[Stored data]

** START **

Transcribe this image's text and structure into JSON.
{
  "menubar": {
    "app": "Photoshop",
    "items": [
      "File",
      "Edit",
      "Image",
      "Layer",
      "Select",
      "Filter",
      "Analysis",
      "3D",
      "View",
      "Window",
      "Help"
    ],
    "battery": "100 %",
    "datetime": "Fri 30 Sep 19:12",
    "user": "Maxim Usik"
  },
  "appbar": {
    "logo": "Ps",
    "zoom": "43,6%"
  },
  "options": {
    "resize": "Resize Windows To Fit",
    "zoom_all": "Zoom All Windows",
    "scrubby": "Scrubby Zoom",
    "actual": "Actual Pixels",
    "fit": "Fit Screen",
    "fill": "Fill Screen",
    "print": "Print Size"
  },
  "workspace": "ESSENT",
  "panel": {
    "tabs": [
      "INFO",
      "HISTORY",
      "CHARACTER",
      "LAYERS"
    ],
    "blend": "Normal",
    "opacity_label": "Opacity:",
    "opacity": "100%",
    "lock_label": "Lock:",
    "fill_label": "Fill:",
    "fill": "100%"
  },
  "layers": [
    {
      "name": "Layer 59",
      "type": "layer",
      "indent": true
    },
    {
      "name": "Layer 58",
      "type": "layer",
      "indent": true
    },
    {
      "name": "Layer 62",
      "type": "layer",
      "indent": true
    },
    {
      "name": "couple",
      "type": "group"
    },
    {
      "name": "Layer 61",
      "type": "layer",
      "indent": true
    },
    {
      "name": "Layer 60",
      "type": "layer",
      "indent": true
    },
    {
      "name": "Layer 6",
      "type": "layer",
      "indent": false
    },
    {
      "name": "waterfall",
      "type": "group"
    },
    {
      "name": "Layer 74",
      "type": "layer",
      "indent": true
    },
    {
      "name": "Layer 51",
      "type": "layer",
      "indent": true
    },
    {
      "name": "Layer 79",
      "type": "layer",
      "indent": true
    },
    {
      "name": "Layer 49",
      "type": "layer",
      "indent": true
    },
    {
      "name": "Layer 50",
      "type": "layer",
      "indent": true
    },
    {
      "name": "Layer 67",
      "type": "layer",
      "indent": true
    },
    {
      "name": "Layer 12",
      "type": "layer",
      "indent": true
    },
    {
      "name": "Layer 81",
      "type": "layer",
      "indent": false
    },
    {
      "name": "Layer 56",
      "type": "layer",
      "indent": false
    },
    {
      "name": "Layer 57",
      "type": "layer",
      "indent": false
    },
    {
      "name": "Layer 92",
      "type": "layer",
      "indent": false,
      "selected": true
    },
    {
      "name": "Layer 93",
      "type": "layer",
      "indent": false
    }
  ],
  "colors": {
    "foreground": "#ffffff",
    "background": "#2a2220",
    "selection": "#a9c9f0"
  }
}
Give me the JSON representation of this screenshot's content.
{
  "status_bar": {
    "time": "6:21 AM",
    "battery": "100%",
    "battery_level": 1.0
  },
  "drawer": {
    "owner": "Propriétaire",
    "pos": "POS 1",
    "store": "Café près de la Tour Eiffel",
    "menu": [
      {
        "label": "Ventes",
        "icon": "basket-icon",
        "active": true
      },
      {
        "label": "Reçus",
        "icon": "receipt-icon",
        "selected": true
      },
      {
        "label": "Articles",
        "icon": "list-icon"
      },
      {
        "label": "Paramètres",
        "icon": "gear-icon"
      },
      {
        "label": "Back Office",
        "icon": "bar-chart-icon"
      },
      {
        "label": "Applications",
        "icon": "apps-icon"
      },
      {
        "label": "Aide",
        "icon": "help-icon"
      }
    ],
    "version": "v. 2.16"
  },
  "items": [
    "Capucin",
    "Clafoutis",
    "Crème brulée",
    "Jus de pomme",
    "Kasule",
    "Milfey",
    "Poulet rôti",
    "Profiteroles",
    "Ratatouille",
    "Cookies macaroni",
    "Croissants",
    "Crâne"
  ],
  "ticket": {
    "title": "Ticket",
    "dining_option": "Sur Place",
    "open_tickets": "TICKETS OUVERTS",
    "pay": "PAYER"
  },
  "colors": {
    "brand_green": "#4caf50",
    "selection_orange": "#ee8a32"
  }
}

** END **

● Exercise goal:
Starting with the line that contains "Give me the", print each line through the last one in the listing. Include both end lines and add nothing.

● Exercise result:
Give me the JSON representation of this screenshot's content.
{
  "status_bar": {
    "time": "6:21 AM",
    "battery": "100%",
    "battery_level": 1.0
  },
  "drawer": {
    "owner": "Propriétaire",
    "pos": "POS 1",
    "store": "Café près de la Tour Eiffel",
    "menu": [
      {
        "label": "Ventes",
        "icon": "basket-icon",
        "active": true
      },
      {
        "label": "Reçus",
        "icon": "receipt-icon",
        "selected": true
      },
      {
        "label": "Articles",
        "icon": "list-icon"
      },
      {
        "label": "Paramètres",
        "icon": "gear-icon"
      },
      {
        "label": "Back Office",
        "icon": "bar-chart-icon"
      },
      {
        "label": "Applications",
        "icon": "apps-icon"
      },
      {
        "label": "Aide",
        "icon": "help-icon"
      }
    ],
    "version": "v. 2.16"
  },
  "items": [
    "Capucin",
    "Clafoutis",
    "Crème brulée",
    "Jus de pomme",
    "Kasule",
    "Milfey",
    "Poulet rôti",
    "Profiteroles",
    "Ratatouille",
    "Cookies macaroni",
    "Croissants",
    "Crâne"
  ],
  "ticket": {
    "title": "Ticket",
    "dining_option": "Sur Place",
    "open_tickets": "TICKETS OUVERTS",
    "pay": "PAYER"
  },
  "colors": {
    "brand_green": "#4caf50",
    "selection_orange": "#ee8a32"
  }
}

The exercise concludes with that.